** What to work on **
Where a line holds "Stochastik", copy it.

** Stored rows **
>>

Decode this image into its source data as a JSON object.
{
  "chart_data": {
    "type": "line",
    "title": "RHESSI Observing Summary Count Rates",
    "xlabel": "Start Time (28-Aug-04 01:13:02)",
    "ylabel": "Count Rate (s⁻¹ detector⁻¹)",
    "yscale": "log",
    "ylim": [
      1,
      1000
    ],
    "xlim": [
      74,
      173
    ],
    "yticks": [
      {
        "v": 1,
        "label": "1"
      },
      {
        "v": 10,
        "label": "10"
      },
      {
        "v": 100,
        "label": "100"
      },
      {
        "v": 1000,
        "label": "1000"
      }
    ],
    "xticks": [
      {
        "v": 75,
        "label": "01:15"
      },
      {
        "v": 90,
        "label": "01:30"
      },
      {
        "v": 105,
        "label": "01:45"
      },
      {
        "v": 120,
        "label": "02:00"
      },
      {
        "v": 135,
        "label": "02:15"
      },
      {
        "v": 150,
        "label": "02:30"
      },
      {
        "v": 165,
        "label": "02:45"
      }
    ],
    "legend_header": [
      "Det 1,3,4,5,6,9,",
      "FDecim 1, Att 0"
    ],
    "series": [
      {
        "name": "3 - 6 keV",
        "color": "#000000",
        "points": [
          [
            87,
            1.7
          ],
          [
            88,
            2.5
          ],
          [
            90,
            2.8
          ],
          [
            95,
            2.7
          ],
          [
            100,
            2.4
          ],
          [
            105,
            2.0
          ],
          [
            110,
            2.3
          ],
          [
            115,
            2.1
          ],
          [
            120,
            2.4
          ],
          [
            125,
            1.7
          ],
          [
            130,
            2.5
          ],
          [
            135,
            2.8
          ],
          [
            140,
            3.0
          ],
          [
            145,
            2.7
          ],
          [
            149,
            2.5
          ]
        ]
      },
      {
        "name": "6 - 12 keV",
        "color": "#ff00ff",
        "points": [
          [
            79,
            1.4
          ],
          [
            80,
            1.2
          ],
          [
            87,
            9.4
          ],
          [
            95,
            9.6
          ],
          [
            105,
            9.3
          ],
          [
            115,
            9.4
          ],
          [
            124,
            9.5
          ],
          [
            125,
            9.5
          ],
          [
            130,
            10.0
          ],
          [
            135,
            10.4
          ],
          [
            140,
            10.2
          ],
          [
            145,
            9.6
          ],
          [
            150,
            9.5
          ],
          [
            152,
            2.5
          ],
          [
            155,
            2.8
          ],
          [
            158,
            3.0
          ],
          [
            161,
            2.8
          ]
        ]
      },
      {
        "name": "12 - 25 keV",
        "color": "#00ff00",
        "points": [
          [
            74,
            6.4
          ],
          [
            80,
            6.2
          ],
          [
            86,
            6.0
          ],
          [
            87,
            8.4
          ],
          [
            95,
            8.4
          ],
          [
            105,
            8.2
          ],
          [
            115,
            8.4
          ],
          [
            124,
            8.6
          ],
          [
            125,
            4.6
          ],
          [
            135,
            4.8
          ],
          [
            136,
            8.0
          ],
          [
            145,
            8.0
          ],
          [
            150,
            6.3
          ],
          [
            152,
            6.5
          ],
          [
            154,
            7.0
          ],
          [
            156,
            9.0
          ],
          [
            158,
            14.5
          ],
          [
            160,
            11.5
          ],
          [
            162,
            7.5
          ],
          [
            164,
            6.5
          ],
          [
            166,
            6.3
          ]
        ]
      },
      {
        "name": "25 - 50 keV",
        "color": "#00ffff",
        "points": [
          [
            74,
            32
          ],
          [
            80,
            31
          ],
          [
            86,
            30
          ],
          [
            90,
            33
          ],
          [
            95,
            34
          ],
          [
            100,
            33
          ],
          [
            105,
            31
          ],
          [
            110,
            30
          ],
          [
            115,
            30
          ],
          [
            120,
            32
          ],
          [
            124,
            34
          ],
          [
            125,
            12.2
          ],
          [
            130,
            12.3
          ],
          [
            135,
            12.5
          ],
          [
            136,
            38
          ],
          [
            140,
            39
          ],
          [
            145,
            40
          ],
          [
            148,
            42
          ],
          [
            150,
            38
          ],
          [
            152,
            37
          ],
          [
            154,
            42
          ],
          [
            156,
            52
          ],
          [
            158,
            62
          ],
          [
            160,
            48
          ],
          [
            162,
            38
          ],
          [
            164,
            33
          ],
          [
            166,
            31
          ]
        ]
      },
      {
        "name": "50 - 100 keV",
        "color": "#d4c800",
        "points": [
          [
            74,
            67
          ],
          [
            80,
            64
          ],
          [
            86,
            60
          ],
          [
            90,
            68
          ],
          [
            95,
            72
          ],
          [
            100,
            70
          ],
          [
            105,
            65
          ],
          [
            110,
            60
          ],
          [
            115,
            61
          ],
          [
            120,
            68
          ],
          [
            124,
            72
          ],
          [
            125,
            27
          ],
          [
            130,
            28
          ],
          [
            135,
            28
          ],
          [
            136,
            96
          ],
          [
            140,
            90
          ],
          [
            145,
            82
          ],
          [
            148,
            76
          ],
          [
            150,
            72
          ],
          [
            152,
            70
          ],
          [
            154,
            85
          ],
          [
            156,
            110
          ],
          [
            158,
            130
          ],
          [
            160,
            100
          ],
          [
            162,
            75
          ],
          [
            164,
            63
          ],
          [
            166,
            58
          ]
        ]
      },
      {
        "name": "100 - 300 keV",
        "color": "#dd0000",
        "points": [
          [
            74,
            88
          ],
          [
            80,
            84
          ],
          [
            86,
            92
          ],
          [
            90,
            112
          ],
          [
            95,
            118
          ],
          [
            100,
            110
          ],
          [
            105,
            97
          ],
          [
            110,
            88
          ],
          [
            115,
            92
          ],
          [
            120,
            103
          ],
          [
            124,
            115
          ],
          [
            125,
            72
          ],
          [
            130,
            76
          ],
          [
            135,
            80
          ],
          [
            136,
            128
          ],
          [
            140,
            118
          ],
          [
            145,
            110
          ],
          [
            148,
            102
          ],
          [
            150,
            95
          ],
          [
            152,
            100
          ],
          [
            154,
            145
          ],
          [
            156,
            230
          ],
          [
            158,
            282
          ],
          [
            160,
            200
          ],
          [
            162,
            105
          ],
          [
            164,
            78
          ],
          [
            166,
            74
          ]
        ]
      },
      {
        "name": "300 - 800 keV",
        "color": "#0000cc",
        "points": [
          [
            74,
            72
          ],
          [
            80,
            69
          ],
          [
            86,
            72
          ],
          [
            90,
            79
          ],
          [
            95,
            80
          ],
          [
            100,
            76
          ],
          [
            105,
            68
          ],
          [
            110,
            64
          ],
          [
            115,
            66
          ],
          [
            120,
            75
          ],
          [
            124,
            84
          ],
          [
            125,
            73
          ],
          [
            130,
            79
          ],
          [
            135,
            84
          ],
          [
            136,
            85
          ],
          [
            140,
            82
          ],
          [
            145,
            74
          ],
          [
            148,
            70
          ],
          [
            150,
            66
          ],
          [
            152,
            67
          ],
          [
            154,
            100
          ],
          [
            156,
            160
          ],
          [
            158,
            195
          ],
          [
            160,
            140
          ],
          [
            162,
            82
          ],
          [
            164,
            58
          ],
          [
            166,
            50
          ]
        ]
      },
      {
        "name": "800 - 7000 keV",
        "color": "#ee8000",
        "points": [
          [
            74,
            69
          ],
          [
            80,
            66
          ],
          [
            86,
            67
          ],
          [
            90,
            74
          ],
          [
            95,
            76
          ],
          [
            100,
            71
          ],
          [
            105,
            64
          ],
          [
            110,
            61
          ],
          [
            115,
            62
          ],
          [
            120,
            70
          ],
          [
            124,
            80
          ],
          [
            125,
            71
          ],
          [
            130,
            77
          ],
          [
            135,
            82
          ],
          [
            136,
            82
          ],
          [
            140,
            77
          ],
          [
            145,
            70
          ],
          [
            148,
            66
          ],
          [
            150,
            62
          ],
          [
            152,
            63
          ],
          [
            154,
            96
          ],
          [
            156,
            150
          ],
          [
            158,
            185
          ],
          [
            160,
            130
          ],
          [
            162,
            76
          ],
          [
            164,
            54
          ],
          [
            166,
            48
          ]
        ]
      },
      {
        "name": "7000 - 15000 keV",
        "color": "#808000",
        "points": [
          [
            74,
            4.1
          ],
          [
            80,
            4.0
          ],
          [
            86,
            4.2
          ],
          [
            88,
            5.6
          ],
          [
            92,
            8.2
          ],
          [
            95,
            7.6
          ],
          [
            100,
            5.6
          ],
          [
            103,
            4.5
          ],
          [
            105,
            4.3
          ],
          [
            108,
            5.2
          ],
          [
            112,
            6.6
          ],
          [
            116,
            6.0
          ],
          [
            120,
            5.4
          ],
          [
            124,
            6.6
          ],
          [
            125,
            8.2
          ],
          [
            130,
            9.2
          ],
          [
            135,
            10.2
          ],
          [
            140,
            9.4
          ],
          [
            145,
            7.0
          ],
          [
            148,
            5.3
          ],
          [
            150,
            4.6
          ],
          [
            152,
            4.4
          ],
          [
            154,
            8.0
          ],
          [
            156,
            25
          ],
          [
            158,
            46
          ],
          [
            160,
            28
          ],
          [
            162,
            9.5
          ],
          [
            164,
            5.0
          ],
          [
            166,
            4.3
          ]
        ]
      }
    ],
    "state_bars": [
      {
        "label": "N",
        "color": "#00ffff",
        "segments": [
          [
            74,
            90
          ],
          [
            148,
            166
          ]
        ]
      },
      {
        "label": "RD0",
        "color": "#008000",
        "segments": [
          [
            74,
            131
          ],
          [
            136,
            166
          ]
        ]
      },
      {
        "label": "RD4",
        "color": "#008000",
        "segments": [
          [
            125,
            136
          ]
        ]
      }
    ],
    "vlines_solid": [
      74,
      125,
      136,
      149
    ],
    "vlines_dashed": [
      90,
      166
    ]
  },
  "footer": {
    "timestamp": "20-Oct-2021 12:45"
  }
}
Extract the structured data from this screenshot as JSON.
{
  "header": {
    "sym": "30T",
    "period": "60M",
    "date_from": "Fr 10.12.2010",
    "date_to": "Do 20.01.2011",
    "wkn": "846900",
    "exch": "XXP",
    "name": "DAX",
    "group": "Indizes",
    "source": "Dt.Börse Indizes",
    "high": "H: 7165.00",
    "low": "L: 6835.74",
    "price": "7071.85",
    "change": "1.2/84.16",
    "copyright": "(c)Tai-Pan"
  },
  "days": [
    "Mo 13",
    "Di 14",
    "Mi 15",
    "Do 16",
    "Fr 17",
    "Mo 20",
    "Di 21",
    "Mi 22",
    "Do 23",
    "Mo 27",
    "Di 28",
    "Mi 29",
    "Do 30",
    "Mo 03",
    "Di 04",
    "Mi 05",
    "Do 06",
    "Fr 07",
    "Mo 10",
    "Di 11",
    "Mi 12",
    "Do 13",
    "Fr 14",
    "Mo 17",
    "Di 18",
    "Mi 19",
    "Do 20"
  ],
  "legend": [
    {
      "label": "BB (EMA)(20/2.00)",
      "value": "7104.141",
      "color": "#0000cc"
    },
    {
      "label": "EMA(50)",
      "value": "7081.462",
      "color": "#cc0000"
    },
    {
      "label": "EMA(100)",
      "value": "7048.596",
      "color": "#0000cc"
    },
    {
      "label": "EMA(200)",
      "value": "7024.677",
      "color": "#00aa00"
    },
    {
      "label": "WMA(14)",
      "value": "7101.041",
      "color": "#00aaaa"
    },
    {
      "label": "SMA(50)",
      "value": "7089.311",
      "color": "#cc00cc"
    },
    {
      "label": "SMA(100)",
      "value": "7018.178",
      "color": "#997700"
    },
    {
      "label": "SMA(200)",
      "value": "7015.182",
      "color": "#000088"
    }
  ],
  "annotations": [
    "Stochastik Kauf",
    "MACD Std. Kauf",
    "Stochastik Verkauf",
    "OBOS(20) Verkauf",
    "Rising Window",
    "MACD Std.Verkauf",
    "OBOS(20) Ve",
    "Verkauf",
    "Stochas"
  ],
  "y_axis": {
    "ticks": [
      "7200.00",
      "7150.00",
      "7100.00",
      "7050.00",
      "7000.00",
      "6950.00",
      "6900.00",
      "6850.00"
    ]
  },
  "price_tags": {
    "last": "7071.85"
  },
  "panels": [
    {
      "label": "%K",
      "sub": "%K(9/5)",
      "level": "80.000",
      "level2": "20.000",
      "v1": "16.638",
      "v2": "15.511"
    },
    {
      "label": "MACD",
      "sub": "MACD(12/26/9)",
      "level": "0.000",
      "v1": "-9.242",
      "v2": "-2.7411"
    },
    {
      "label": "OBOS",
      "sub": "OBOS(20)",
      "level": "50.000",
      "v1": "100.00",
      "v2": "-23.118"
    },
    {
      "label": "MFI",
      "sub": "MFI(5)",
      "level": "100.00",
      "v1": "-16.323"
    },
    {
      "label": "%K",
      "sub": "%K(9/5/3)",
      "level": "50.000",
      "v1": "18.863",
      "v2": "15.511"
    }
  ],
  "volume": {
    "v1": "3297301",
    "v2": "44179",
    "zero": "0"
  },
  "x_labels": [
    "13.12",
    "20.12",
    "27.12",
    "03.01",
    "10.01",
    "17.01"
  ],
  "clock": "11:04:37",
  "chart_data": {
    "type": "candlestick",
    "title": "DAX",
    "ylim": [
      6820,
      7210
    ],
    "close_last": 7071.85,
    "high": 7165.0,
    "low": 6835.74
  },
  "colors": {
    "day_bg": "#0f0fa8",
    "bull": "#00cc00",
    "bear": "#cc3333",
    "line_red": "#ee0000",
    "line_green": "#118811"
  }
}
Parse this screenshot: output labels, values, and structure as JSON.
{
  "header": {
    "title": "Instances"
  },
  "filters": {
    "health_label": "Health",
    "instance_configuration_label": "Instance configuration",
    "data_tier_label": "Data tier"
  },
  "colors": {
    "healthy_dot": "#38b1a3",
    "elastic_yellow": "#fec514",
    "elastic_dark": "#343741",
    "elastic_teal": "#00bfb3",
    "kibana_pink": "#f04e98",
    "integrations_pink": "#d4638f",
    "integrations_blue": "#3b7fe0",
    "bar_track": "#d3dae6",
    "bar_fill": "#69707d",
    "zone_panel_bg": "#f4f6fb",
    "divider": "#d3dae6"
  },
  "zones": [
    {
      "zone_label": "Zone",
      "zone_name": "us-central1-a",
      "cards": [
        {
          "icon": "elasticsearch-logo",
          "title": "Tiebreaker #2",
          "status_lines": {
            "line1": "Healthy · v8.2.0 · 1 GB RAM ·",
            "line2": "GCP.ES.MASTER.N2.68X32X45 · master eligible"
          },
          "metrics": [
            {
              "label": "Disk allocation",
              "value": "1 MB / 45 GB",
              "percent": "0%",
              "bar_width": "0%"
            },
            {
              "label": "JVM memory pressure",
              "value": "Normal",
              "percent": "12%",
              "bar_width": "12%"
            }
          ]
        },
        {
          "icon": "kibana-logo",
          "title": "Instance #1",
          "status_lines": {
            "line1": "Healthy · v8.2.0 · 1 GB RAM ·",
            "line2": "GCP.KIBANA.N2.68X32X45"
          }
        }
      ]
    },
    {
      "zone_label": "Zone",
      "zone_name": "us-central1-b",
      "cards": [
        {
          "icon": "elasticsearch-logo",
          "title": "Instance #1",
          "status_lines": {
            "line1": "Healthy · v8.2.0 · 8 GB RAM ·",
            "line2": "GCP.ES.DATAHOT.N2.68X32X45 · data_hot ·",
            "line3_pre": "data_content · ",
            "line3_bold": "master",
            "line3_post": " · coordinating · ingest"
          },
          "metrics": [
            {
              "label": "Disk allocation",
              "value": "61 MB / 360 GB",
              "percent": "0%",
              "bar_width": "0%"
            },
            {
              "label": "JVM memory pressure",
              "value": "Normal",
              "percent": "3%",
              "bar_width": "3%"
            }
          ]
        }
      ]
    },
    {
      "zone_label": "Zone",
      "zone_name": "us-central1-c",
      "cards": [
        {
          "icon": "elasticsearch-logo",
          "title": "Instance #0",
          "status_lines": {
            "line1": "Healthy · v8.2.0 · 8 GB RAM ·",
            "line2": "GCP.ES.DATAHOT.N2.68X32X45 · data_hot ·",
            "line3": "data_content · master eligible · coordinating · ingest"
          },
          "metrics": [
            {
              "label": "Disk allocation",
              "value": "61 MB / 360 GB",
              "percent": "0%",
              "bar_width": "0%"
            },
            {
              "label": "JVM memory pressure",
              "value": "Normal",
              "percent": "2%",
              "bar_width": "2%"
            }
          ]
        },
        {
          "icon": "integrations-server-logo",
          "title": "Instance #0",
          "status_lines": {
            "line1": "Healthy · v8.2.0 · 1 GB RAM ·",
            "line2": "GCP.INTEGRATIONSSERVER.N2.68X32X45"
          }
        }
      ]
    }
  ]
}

<<

** Worked solution **
    "Stochastik Kauf",
    "Stochastik Verkauf",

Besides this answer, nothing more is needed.